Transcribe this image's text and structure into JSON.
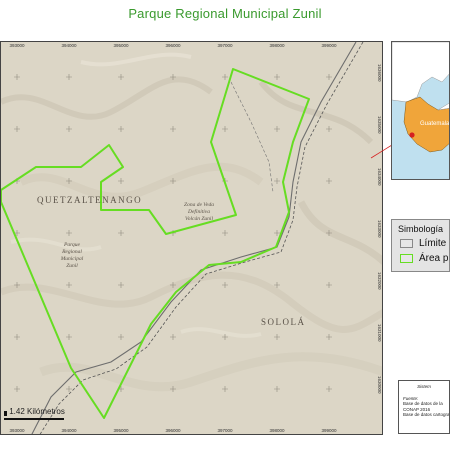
{
  "title": "Parque Regional Municipal Zunil",
  "map": {
    "x_ticks_top": [
      "393000",
      "394000",
      "395000",
      "396000",
      "397000",
      "398000",
      "399000"
    ],
    "x_ticks_bottom": [
      "393000",
      "394000",
      "395000",
      "396000",
      "397000",
      "398000",
      "399000"
    ],
    "y_ticks_right": [
      "1636000",
      "1635000",
      "1634000",
      "1633000",
      "1632000",
      "1631000",
      "1630000"
    ],
    "place_labels": {
      "quetzaltenango": "QUETZALTENANGO",
      "solola": "SOLOLÁ",
      "parque": [
        "Parque",
        "Regional",
        "Municipal",
        "Zunil"
      ],
      "zona_veda": [
        "Zona de Veda",
        "Definitiva",
        "Volcán Zunil"
      ]
    },
    "scale_label": "1.42 Kilómetros",
    "colors": {
      "park_boundary": "#66dd22",
      "terrain": "#dcd6c6",
      "municipal_limit": "#555555",
      "road": "#6e6e6e"
    }
  },
  "inset": {
    "label": "Guatemala",
    "colors": {
      "sea": "#bfe0ef",
      "country": "#f0a53a",
      "neighbors": "#ffffff",
      "marker": "#d62020"
    }
  },
  "legend": {
    "title": "Simbología",
    "items": [
      {
        "label": "Límite",
        "fill": "#e6e6e6",
        "border": "#888888"
      },
      {
        "label": "Área pr",
        "fill": "#e6e6e6",
        "border": "#66dd22"
      }
    ]
  },
  "info": {
    "lines": [
      "Sistem",
      "Fuente:",
      "Base de datos de la",
      "CONAP 2016",
      "Base de datos cartogra"
    ]
  }
}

* [Your task] Pictures in the records above are not copied; print everything else exactly.

* [Worked solution]
Transcribe this image's text and structure into JSON.
{
  "title": "Parque Regional Municipal Zunil",
  "map": {
    "x_ticks_top": [
      "393000",
      "394000",
      "395000",
      "396000",
      "397000",
      "398000",
      "399000"
    ],
    "x_ticks_bottom": [
      "393000",
      "394000",
      "395000",
      "396000",
      "397000",
      "398000",
      "399000"
    ],
    "y_ticks_right": [
      "1636000",
      "1635000",
      "1634000",
      "1633000",
      "1632000",
      "1631000",
      "1630000"
    ],
    "place_labels": {
      "quetzaltenango": "QUETZALTENANGO",
      "solola": "SOLOLÁ",
      "parque": [
        "Parque",
        "Regional",
        "Municipal",
        "Zunil"
      ],
      "zona_veda": [
        "Zona de Veda",
        "Definitiva",
        "Volcán Zunil"
      ]
    },
    "scale_label": "1.42 Kilómetros",
    "colors": {
      "park_boundary": "#66dd22",
      "terrain": "#dcd6c6",
      "municipal_limit": "#555555",
      "road": "#6e6e6e"
    }
  },
  "inset": {
    "label": "Guatemala",
    "colors": {
      "sea": "#bfe0ef",
      "country": "#f0a53a",
      "neighbors": "#ffffff",
      "marker": "#d62020"
    }
  },
  "legend": {
    "title": "Simbología",
    "items": [
      {
        "label": "Límite",
        "fill": "#e6e6e6",
        "border": "#888888"
      },
      {
        "label": "Área pr",
        "fill": "#e6e6e6",
        "border": "#66dd22"
      }
    ]
  },
  "info": {
    "lines": [
      "Sistem",
      "Fuente:",
      "Base de datos de la",
      "CONAP 2016",
      "Base de datos cartogra"
    ]
  }
}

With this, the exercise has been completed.